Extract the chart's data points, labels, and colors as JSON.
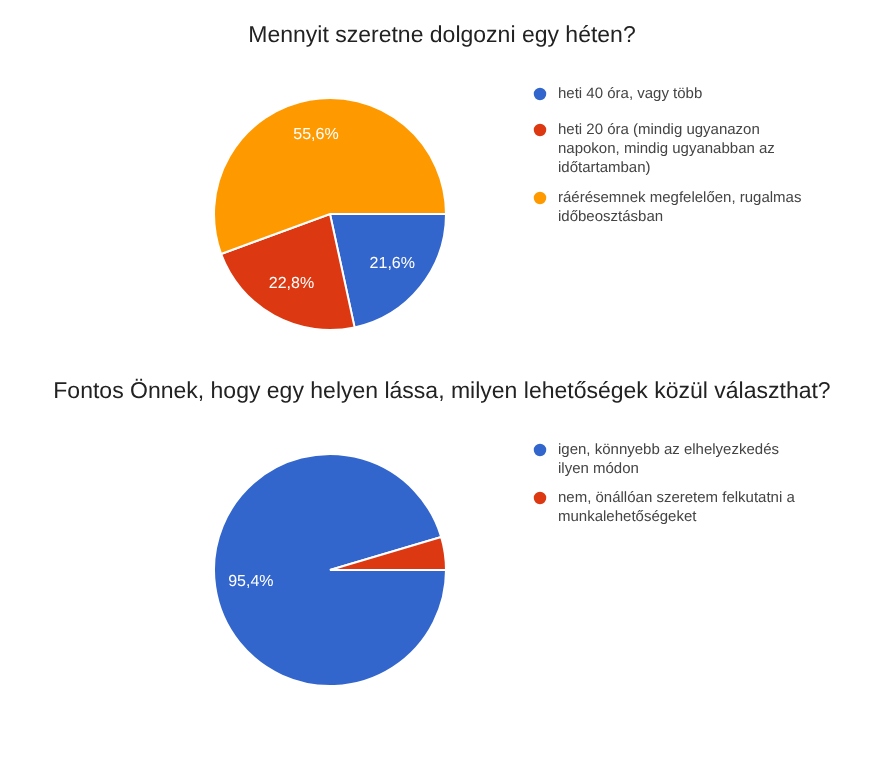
{
  "chart_data": [
    {
      "type": "pie",
      "title": "Mennyit szeretne dolgozni egy héten?",
      "categories": [
        "heti 40 óra, vagy több",
        "heti 20 óra (mindig ugyanazon napokon, mindig ugyanabban az időtartamban)",
        "ráérésemnek megfelelően, rugalmas időbeosztásban"
      ],
      "values": [
        21.6,
        22.8,
        55.6
      ],
      "colors": [
        "#3366cc",
        "#dc3912",
        "#ff9900"
      ],
      "value_labels": [
        "21,6%",
        "22,8%",
        "55,6%"
      ],
      "legend": "right"
    },
    {
      "type": "pie",
      "title": "Fontos Önnek, hogy egy helyen lássa, milyen lehetőségek közül választhat?",
      "categories": [
        "igen, könnyebb az elhelyezkedés ilyen módon",
        "nem, önállóan szeretem felkutatni a munkalehetőségeket"
      ],
      "values": [
        95.4,
        4.6
      ],
      "colors": [
        "#3366cc",
        "#dc3912"
      ],
      "value_labels": [
        "95,4%",
        null
      ],
      "legend": "right"
    }
  ]
}
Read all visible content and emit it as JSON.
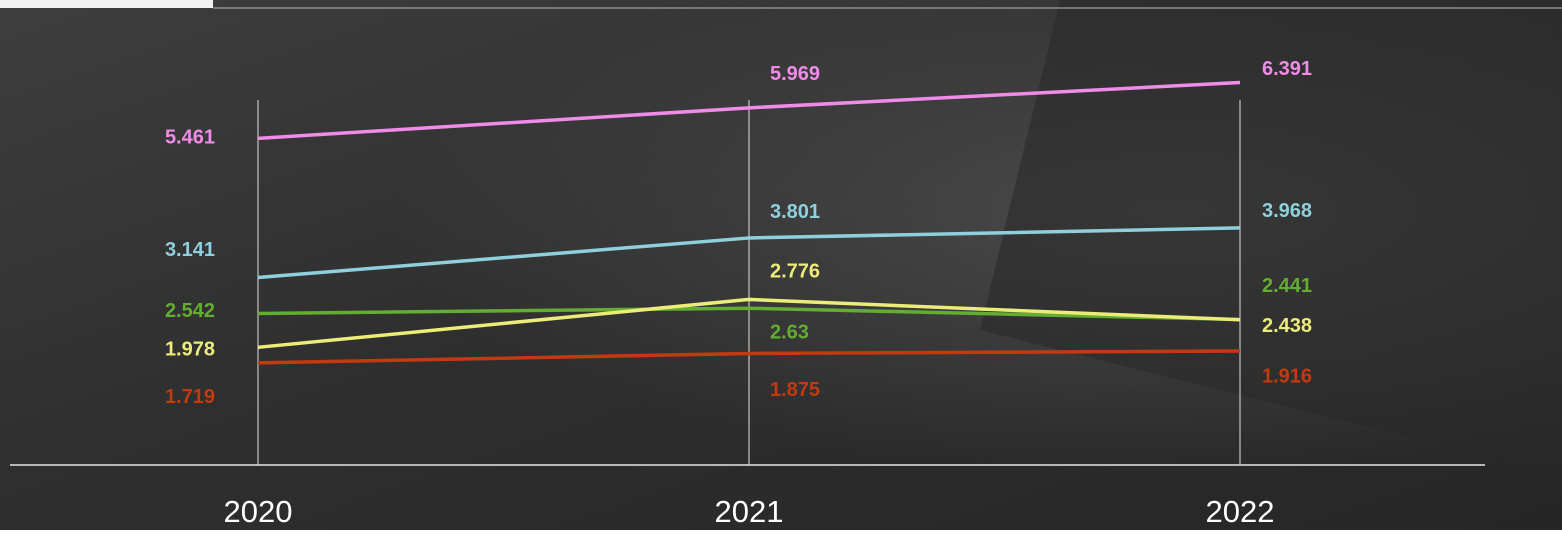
{
  "chart_data": {
    "type": "line",
    "categories": [
      "2020",
      "2021",
      "2022"
    ],
    "series": [
      {
        "color": "#f08be8",
        "values": [
          5.461,
          5.969,
          6.391
        ]
      },
      {
        "color": "#8fd0dc",
        "values": [
          3.141,
          3.801,
          3.968
        ]
      },
      {
        "color": "#62ad32",
        "values": [
          2.542,
          2.63,
          2.441
        ]
      },
      {
        "color": "#ecec78",
        "values": [
          1.978,
          2.776,
          2.438
        ]
      },
      {
        "color": "#c43a10",
        "values": [
          1.719,
          1.875,
          1.916
        ]
      }
    ],
    "ylim": [
      0,
      7.5
    ],
    "grid": true
  }
}
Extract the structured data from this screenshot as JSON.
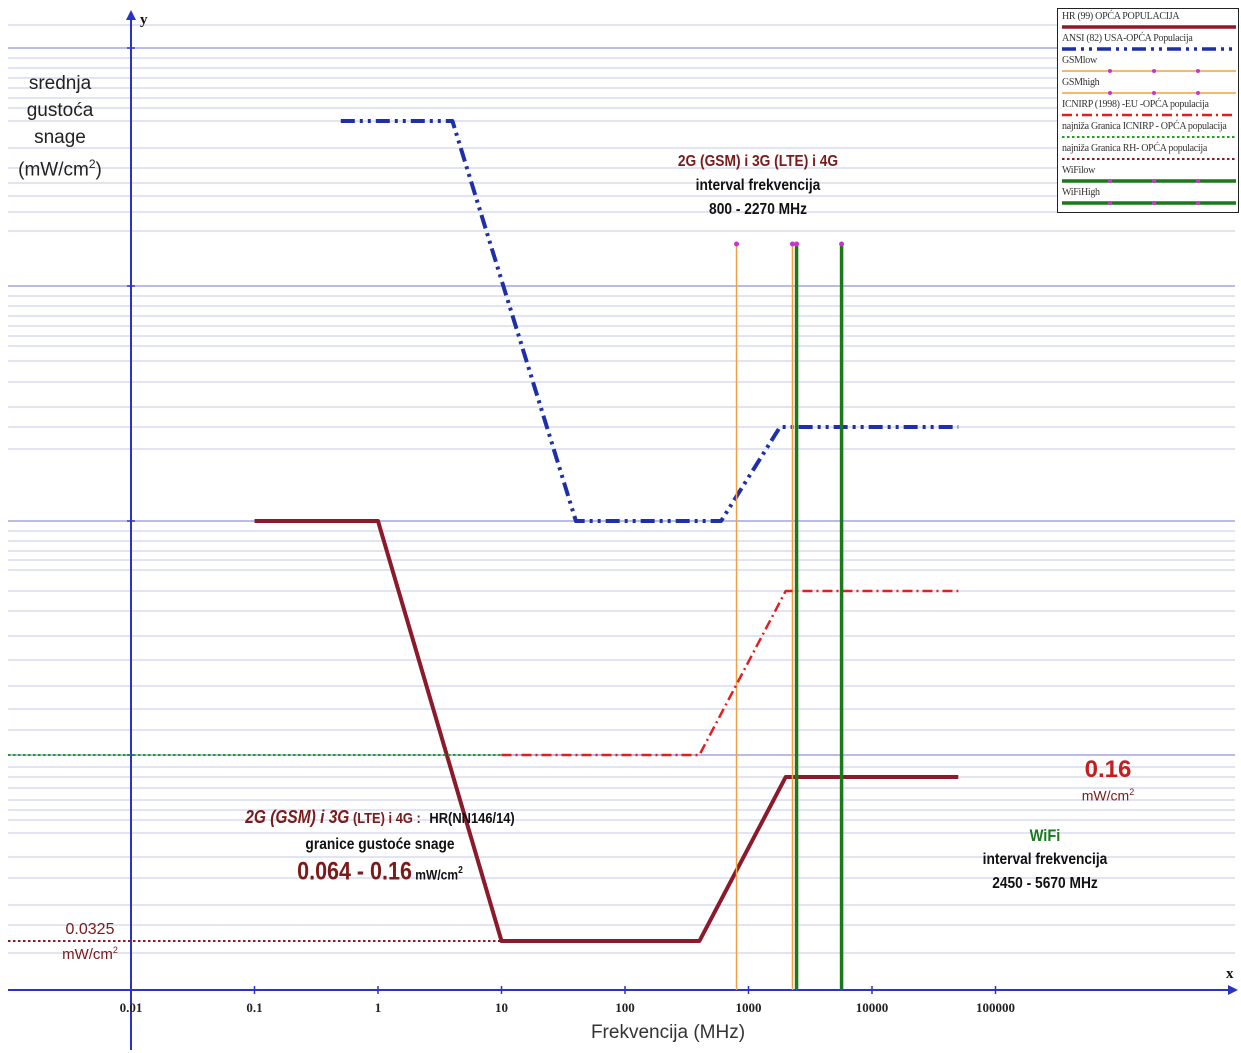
{
  "chart_data": {
    "type": "line",
    "xscale": "log",
    "xlim": [
      0.001,
      1000000
    ],
    "xlabel": "Frekvencija (MHz)",
    "x_axis_letter": "x",
    "y_axis_letter": "y",
    "ylabel_lines": [
      "srednja",
      "gustoća",
      "snage"
    ],
    "ylabel_unit": "(mW/cm",
    "ylabel_unit_sup": "2",
    "ylabel_unit_close": ")",
    "x_ticks": [
      {
        "value": 0.01,
        "label": "0.01"
      },
      {
        "value": 0.1,
        "label": "0.1"
      },
      {
        "value": 1,
        "label": "1"
      },
      {
        "value": 10,
        "label": "10"
      },
      {
        "value": 100,
        "label": "100"
      },
      {
        "value": 1000,
        "label": "1000"
      },
      {
        "value": 10000,
        "label": "10000"
      },
      {
        "value": 100000,
        "label": "100000"
      }
    ],
    "series": [
      {
        "name": "HR (99) OPĆA POPULACIJA",
        "color": "#8b1a2b",
        "style": "solid-thick",
        "points": [
          [
            0.1,
            1.0
          ],
          [
            1,
            1.0
          ],
          [
            10,
            0.0325
          ],
          [
            400,
            0.0325
          ],
          [
            2000,
            0.16
          ],
          [
            50000,
            0.16
          ]
        ]
      },
      {
        "name": "ANSI (82) USA-OPĆA Populacija",
        "color": "#1f2fa8",
        "style": "dashdotdot-thick",
        "points": [
          [
            0.5,
            10
          ],
          [
            4,
            10
          ],
          [
            40,
            1.0
          ],
          [
            600,
            1.0
          ],
          [
            1800,
            2.4
          ],
          [
            50000,
            2.4
          ]
        ]
      },
      {
        "name": "GSMlow",
        "color": "#f0a040",
        "style": "vertical",
        "x": 800
      },
      {
        "name": "GSMhigh",
        "color": "#f0a040",
        "style": "vertical",
        "x": 2270
      },
      {
        "name": "ICNIRP (1998) -EU -OPĆA populacija",
        "color": "#e02020",
        "style": "dashdot",
        "points": [
          [
            10,
            0.2
          ],
          [
            400,
            0.2
          ],
          [
            2000,
            0.5
          ],
          [
            50000,
            0.5
          ]
        ]
      },
      {
        "name": "najniža Granica ICNIRP - OPĆA populacija",
        "color": "#22a022",
        "style": "dotted",
        "points": [
          [
            0.001,
            0.2
          ],
          [
            10,
            0.2
          ]
        ]
      },
      {
        "name": "najniža Granica RH- OPĆA populacija",
        "color": "#8b1a2b",
        "style": "dotted",
        "points": [
          [
            0.001,
            0.0325
          ],
          [
            10,
            0.0325
          ]
        ]
      },
      {
        "name": "WiFilow",
        "color": "#1a7a1a",
        "style": "vertical-thick",
        "x": 2450
      },
      {
        "name": "WiFiHigh",
        "color": "#1a7a1a",
        "style": "vertical-thick",
        "x": 5670
      }
    ],
    "legend_labels": [
      "HR (99) OPĆA POPULACIJA",
      "ANSI (82) USA-OPĆA Populacija",
      "GSMlow",
      "GSMhigh",
      "ICNIRP (1998) -EU -OPĆA populacija",
      "najniža Granica ICNIRP - OPĆA populacija",
      "najniža Granica RH- OPĆA populacija",
      "WiFilow",
      "WiFiHigh"
    ],
    "legend_position": "top-right",
    "grid": true,
    "annotations": {
      "gsm_title": "2G (GSM) i 3G (LTE) i 4G",
      "gsm_interval": "interval frekvencija",
      "gsm_range": "800 - 2270 MHz",
      "hr_title": "2G (GSM) i 3G",
      "hr_title2": " (LTE) i 4G :",
      "hr_law": "HR(NN146/14)",
      "hr_sub": "granice gustoće snage",
      "hr_range": "0.064 - 0.16",
      "hr_unit": " mW/cm",
      "wifi_title": "WiFi",
      "wifi_interval": "interval frekvencija",
      "wifi_range": "2450 - 5670 MHz",
      "max_value": "0.16",
      "max_unit": "mW/cm",
      "min_value": "0.0325",
      "min_unit": "mW/cm",
      "sup2": "2"
    }
  }
}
____________
▶ [AIM]: In the listing above, find each line with the word "ICNIRP" and copy it.

▶ [FULL ANSWER]:
        "name": "ICNIRP (1998) -EU -OPĆA populacija",
        "name": "najniža Granica ICNIRP - OPĆA populacija",
      "ICNIRP (1998) -EU -OPĆA populacija",
      "najniža Granica ICNIRP - OPĆA populacija",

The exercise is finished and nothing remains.